**WHAT YOU WILL DO**
Each record is to be printed again precisely as it reads.

**Stored entries**
+++
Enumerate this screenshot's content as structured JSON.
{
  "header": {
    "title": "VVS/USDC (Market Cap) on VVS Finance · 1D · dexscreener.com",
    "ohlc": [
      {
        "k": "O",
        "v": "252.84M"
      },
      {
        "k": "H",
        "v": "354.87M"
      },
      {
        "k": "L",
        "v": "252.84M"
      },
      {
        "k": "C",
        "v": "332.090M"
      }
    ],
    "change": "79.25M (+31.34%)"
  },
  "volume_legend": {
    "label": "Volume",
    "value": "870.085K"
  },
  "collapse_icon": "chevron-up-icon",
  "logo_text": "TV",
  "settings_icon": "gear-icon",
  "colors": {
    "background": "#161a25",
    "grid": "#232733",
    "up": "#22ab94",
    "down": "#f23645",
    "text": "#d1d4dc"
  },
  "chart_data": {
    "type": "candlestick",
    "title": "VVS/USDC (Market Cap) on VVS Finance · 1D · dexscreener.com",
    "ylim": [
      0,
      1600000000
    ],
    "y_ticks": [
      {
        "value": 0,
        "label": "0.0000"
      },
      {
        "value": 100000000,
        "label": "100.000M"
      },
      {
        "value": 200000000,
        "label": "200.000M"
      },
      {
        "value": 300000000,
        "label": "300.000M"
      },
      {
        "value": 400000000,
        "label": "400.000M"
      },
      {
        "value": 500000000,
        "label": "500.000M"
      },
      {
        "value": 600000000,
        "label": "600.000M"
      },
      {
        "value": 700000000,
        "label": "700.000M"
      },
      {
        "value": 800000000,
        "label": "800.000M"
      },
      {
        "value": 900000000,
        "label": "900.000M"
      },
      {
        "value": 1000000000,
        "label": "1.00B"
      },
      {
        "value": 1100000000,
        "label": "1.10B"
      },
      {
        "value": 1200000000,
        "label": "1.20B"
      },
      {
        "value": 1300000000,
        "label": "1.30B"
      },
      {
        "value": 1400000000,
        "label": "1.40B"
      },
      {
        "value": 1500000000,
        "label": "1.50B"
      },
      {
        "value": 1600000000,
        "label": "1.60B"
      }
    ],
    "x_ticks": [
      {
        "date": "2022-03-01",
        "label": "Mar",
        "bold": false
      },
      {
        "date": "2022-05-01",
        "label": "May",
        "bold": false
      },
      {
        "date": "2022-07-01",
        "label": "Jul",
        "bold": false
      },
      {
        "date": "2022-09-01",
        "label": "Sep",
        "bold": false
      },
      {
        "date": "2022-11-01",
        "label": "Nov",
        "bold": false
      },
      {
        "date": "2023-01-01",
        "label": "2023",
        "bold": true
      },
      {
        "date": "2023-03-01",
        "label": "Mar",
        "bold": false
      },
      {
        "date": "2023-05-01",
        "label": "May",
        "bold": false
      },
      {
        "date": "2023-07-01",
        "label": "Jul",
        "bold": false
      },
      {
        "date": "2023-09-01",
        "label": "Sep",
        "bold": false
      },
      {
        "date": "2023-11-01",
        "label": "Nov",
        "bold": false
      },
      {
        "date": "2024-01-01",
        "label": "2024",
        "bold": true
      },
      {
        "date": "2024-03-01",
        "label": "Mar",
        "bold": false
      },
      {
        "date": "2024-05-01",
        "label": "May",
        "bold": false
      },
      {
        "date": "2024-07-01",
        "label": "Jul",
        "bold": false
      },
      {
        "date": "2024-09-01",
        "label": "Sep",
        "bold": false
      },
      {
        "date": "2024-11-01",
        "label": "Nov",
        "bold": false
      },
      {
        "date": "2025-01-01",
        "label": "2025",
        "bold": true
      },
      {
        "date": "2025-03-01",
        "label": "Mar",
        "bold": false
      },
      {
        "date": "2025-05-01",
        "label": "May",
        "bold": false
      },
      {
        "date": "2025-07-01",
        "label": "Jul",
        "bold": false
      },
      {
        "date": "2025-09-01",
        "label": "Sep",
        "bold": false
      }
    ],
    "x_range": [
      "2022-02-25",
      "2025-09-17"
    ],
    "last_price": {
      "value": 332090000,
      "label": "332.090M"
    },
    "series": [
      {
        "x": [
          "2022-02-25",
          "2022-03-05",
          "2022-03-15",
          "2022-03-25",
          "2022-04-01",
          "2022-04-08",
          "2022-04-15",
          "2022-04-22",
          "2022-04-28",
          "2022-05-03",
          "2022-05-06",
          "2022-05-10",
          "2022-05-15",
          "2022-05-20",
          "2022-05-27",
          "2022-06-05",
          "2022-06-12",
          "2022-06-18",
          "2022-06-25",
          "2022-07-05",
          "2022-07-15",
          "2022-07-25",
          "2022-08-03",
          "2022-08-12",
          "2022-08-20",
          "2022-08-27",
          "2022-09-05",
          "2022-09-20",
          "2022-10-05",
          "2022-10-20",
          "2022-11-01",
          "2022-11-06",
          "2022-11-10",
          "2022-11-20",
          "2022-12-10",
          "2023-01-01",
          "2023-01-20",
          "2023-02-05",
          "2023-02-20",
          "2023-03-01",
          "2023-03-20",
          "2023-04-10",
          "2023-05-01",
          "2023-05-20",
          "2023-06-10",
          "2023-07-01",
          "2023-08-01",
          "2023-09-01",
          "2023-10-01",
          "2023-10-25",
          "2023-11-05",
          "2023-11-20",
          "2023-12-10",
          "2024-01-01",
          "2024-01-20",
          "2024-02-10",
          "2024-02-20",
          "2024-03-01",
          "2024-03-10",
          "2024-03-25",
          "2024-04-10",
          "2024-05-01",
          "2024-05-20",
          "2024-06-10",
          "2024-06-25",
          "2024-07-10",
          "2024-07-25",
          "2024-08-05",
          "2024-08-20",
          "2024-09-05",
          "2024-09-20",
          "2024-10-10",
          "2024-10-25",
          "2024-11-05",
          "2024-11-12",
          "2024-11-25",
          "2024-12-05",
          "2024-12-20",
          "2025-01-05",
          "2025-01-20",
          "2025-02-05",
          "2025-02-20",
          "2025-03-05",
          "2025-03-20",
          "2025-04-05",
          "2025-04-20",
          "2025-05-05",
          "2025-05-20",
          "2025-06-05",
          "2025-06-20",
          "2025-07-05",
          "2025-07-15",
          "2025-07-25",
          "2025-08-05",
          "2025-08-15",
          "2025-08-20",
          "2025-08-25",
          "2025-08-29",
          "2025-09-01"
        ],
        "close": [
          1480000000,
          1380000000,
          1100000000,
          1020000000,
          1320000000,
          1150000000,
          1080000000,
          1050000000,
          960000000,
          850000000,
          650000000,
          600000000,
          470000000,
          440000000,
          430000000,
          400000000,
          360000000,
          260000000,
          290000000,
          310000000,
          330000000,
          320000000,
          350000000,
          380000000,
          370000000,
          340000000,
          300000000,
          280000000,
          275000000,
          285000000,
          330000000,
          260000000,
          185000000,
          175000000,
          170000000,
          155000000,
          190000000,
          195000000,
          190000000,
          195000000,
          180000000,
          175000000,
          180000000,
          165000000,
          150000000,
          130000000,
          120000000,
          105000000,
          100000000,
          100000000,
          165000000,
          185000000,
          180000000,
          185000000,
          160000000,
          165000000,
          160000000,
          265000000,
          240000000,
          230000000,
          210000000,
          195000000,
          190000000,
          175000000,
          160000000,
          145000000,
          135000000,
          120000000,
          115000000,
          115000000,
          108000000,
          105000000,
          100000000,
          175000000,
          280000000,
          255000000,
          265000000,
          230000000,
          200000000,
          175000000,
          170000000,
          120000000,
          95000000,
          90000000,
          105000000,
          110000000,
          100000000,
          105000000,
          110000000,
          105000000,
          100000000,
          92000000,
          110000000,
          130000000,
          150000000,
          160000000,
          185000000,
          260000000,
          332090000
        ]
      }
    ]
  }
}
+++
**SOLUTION TO THIS TASK**
Enumerate this screenshot's content as structured JSON.
{
  "header": {
    "title": "VVS/USDC (Market Cap) on VVS Finance · 1D · dexscreener.com",
    "ohlc": [
      {
        "k": "O",
        "v": "252.84M"
      },
      {
        "k": "H",
        "v": "354.87M"
      },
      {
        "k": "L",
        "v": "252.84M"
      },
      {
        "k": "C",
        "v": "332.090M"
      }
    ],
    "change": "79.25M (+31.34%)"
  },
  "volume_legend": {
    "label": "Volume",
    "value": "870.085K"
  },
  "collapse_icon": "chevron-up-icon",
  "logo_text": "TV",
  "settings_icon": "gear-icon",
  "colors": {
    "background": "#161a25",
    "grid": "#232733",
    "up": "#22ab94",
    "down": "#f23645",
    "text": "#d1d4dc"
  },
  "chart_data": {
    "type": "candlestick",
    "title": "VVS/USDC (Market Cap) on VVS Finance · 1D · dexscreener.com",
    "ylim": [
      0,
      1600000000
    ],
    "y_ticks": [
      {
        "value": 0,
        "label": "0.0000"
      },
      {
        "value": 100000000,
        "label": "100.000M"
      },
      {
        "value": 200000000,
        "label": "200.000M"
      },
      {
        "value": 300000000,
        "label": "300.000M"
      },
      {
        "value": 400000000,
        "label": "400.000M"
      },
      {
        "value": 500000000,
        "label": "500.000M"
      },
      {
        "value": 600000000,
        "label": "600.000M"
      },
      {
        "value": 700000000,
        "label": "700.000M"
      },
      {
        "value": 800000000,
        "label": "800.000M"
      },
      {
        "value": 900000000,
        "label": "900.000M"
      },
      {
        "value": 1000000000,
        "label": "1.00B"
      },
      {
        "value": 1100000000,
        "label": "1.10B"
      },
      {
        "value": 1200000000,
        "label": "1.20B"
      },
      {
        "value": 1300000000,
        "label": "1.30B"
      },
      {
        "value": 1400000000,
        "label": "1.40B"
      },
      {
        "value": 1500000000,
        "label": "1.50B"
      },
      {
        "value": 1600000000,
        "label": "1.60B"
      }
    ],
    "x_ticks": [
      {
        "date": "2022-03-01",
        "label": "Mar",
        "bold": false
      },
      {
        "date": "2022-05-01",
        "label": "May",
        "bold": false
      },
      {
        "date": "2022-07-01",
        "label": "Jul",
        "bold": false
      },
      {
        "date": "2022-09-01",
        "label": "Sep",
        "bold": false
      },
      {
        "date": "2022-11-01",
        "label": "Nov",
        "bold": false
      },
      {
        "date": "2023-01-01",
        "label": "2023",
        "bold": true
      },
      {
        "date": "2023-03-01",
        "label": "Mar",
        "bold": false
      },
      {
        "date": "2023-05-01",
        "label": "May",
        "bold": false
      },
      {
        "date": "2023-07-01",
        "label": "Jul",
        "bold": false
      },
      {
        "date": "2023-09-01",
        "label": "Sep",
        "bold": false
      },
      {
        "date": "2023-11-01",
        "label": "Nov",
        "bold": false
      },
      {
        "date": "2024-01-01",
        "label": "2024",
        "bold": true
      },
      {
        "date": "2024-03-01",
        "label": "Mar",
        "bold": false
      },
      {
        "date": "2024-05-01",
        "label": "May",
        "bold": false
      },
      {
        "date": "2024-07-01",
        "label": "Jul",
        "bold": false
      },
      {
        "date": "2024-09-01",
        "label": "Sep",
        "bold": false
      },
      {
        "date": "2024-11-01",
        "label": "Nov",
        "bold": false
      },
      {
        "date": "2025-01-01",
        "label": "2025",
        "bold": true
      },
      {
        "date": "2025-03-01",
        "label": "Mar",
        "bold": false
      },
      {
        "date": "2025-05-01",
        "label": "May",
        "bold": false
      },
      {
        "date": "2025-07-01",
        "label": "Jul",
        "bold": false
      },
      {
        "date": "2025-09-01",
        "label": "Sep",
        "bold": false
      }
    ],
    "x_range": [
      "2022-02-25",
      "2025-09-17"
    ],
    "last_price": {
      "value": 332090000,
      "label": "332.090M"
    },
    "series": [
      {
        "x": [
          "2022-02-25",
          "2022-03-05",
          "2022-03-15",
          "2022-03-25",
          "2022-04-01",
          "2022-04-08",
          "2022-04-15",
          "2022-04-22",
          "2022-04-28",
          "2022-05-03",
          "2022-05-06",
          "2022-05-10",
          "2022-05-15",
          "2022-05-20",
          "2022-05-27",
          "2022-06-05",
          "2022-06-12",
          "2022-06-18",
          "2022-06-25",
          "2022-07-05",
          "2022-07-15",
          "2022-07-25",
          "2022-08-03",
          "2022-08-12",
          "2022-08-20",
          "2022-08-27",
          "2022-09-05",
          "2022-09-20",
          "2022-10-05",
          "2022-10-20",
          "2022-11-01",
          "2022-11-06",
          "2022-11-10",
          "2022-11-20",
          "2022-12-10",
          "2023-01-01",
          "2023-01-20",
          "2023-02-05",
          "2023-02-20",
          "2023-03-01",
          "2023-03-20",
          "2023-04-10",
          "2023-05-01",
          "2023-05-20",
          "2023-06-10",
          "2023-07-01",
          "2023-08-01",
          "2023-09-01",
          "2023-10-01",
          "2023-10-25",
          "2023-11-05",
          "2023-11-20",
          "2023-12-10",
          "2024-01-01",
          "2024-01-20",
          "2024-02-10",
          "2024-02-20",
          "2024-03-01",
          "2024-03-10",
          "2024-03-25",
          "2024-04-10",
          "2024-05-01",
          "2024-05-20",
          "2024-06-10",
          "2024-06-25",
          "2024-07-10",
          "2024-07-25",
          "2024-08-05",
          "2024-08-20",
          "2024-09-05",
          "2024-09-20",
          "2024-10-10",
          "2024-10-25",
          "2024-11-05",
          "2024-11-12",
          "2024-11-25",
          "2024-12-05",
          "2024-12-20",
          "2025-01-05",
          "2025-01-20",
          "2025-02-05",
          "2025-02-20",
          "2025-03-05",
          "2025-03-20",
          "2025-04-05",
          "2025-04-20",
          "2025-05-05",
          "2025-05-20",
          "2025-06-05",
          "2025-06-20",
          "2025-07-05",
          "2025-07-15",
          "2025-07-25",
          "2025-08-05",
          "2025-08-15",
          "2025-08-20",
          "2025-08-25",
          "2025-08-29",
          "2025-09-01"
        ],
        "close": [
          1480000000,
          1380000000,
          1100000000,
          1020000000,
          1320000000,
          1150000000,
          1080000000,
          1050000000,
          960000000,
          850000000,
          650000000,
          600000000,
          470000000,
          440000000,
          430000000,
          400000000,
          360000000,
          260000000,
          290000000,
          310000000,
          330000000,
          320000000,
          350000000,
          380000000,
          370000000,
          340000000,
          300000000,
          280000000,
          275000000,
          285000000,
          330000000,
          260000000,
          185000000,
          175000000,
          170000000,
          155000000,
          190000000,
          195000000,
          190000000,
          195000000,
          180000000,
          175000000,
          180000000,
          165000000,
          150000000,
          130000000,
          120000000,
          105000000,
          100000000,
          100000000,
          165000000,
          185000000,
          180000000,
          185000000,
          160000000,
          165000000,
          160000000,
          265000000,
          240000000,
          230000000,
          210000000,
          195000000,
          190000000,
          175000000,
          160000000,
          145000000,
          135000000,
          120000000,
          115000000,
          115000000,
          108000000,
          105000000,
          100000000,
          175000000,
          280000000,
          255000000,
          265000000,
          230000000,
          200000000,
          175000000,
          170000000,
          120000000,
          95000000,
          90000000,
          105000000,
          110000000,
          100000000,
          105000000,
          110000000,
          105000000,
          100000000,
          92000000,
          110000000,
          130000000,
          150000000,
          160000000,
          185000000,
          260000000,
          332090000
        ]
      }
    ]
  }
}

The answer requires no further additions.